> _EXERCISE REQUIREMENTS_: In the entries below, find every line with "Egyéb" and copy it.

> _INFORMATION GIVEN_:
★ ★ ★ ★

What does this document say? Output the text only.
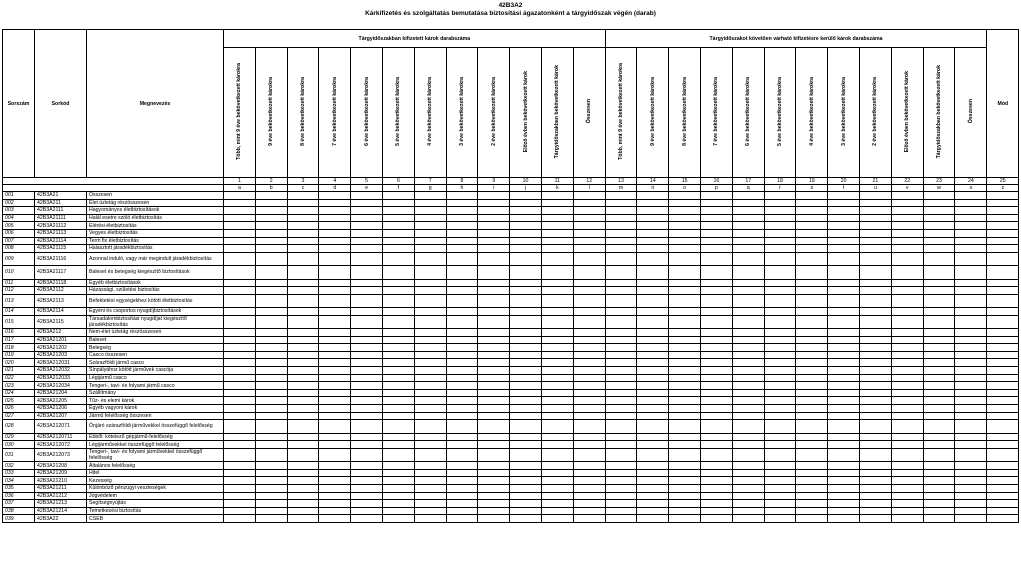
42B3A2
Kárkifizetés és szolgáltatás bemutatása biztosítási ágazatonként a tárgyidőszak végén (darab)
Sorszám	Sorkód	Megnevezés	Tárgyidőszakban kifizetett károk darabszáma												Tárgyidőszakot követően várható kifizetésre kerülő károk darabszáma												Mód
			Több, mint 9 éve bekövetkezett károkra	9 éve bekövetkezett károkra	8 éve bekövetkezett károkra	7 éve bekövetkezett károkra	6 éve bekövetkezett károkra	5 éve bekövetkezett károkra	4 éve bekövetkezett károkra	3 éve bekövetkezett károkra	2 éve bekövetkezett károkra	Előző évben bekövetkezett károk	Tárgyidőszakban bekövetkezett károk	Összesen	Több, mint 9 éve bekövetkezett károkra	9 éve bekövetkezett károkra	8 éve bekövetkezett károkra	7 éve bekövetkezett károkra	6 éve bekövetkezett károkra	5 éve bekövetkezett károkra	4 éve bekövetkezett károkra	3 éve bekövetkezett károkra	2 éve bekövetkezett károkra	Előző évben bekövetkezett károk	Tárgyidőszakban bekövetkezett károk	Összesen	
			1	2	3	4	5	6	7	8	9	10	11	12	13	14	15	16	17	18	19	20	21	22	23	24	25
			a	b	c	d	e	f	g	h	i	j	k	l	m	n	o	p	q	r	s	t	u	v	w	x	z
001	42B3A21	Összesen																									
002	42B3A211	Élet üzletág részösszesen																									
003	42B3A2111	Hagyományos életbiztosítások																									
004	42B3A21111	Halál esetre szóló életbiztosítás																									
005	42B3A21112	Elérési életbiztosítás																									
006	42B3A21113	Vegyes életbiztosítás																									
007	42B3A21114	Term fix életbiztosítás																									
008	42B3A21115	Halasztott járadékbiztosítás																									
009	42B3A21116	Azonnal induló, vagy már megindult járadékbiztosítás																									
010	42B3A21117	Baleset és betegség kiegészítő biztosítások																									
011	42B3A21118	Egyéb életbiztosítások																									
012	42B3A2112	Házassági, születési biztosítás																									
013	42B3A2113	Befektetési egységekhez kötött életbiztosítás																									
014	42B3A2114	Egyéni és csoportos nyugdíjbiztosítások																									
015	42B3A2115	Társadalombiztosítási nyugdíjat kiegészítő járadékbiztosítás																									
016	42B3A212	Nem-élet üzletág részösszesen																									
017	42B3A21201	Baleset																									
018	42B3A21202	Betegség																									
019	42B3A21203	Casco összesen																									
020	42B3A212031	Szárazföldi jármű casco																									
021	42B3A212032	Sínpályához kötött járművek cascója																									
022	42B3A212033	Légijármű casco																									
023	42B3A212034	Tengeri-, tavi- és folyami jármű casco																									
024	42B3A21204	Szállítmány																									
025	42B3A21205	Tűz- és elemi károk																									
026	42B3A21206	Egyéb vagyoni károk																									
027	42B3A21207	Jármű felelősség összesen																									
028	42B3A212071	Önjáró szárazföldi járművekkel összefüggő felelősség																									
029	42B3A2120711	Ebből: kötelező gépjármű-felelősség																									
030	42B3A212072	Légijárművekkel összefüggő felelősség																									
031	42B3A212073	Tengeri-, tavi- és folyami járművekkel összefüggő felelősség																									
032	42B3A21208	Általános felelősség																									
033	42B3A21209	Hitel																									
034	42B3A21210	Kezesség																									
035	42B3A21211	Különböző pénzügyi veszteségek																									
036	42B3A21212	Jogvédelem																									
037	42B3A21213	Segítségnyújtás																									
038	42B3A21214	Temetkezési biztosítás																									
039	42B3A22	CSEB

★ ★ ★ ★

> _SOLUTION FOR THIS TASK_:
011	42B3A21118	Egyéb életbiztosítások																									
026	42B3A21206	Egyéb vagyoni károk																									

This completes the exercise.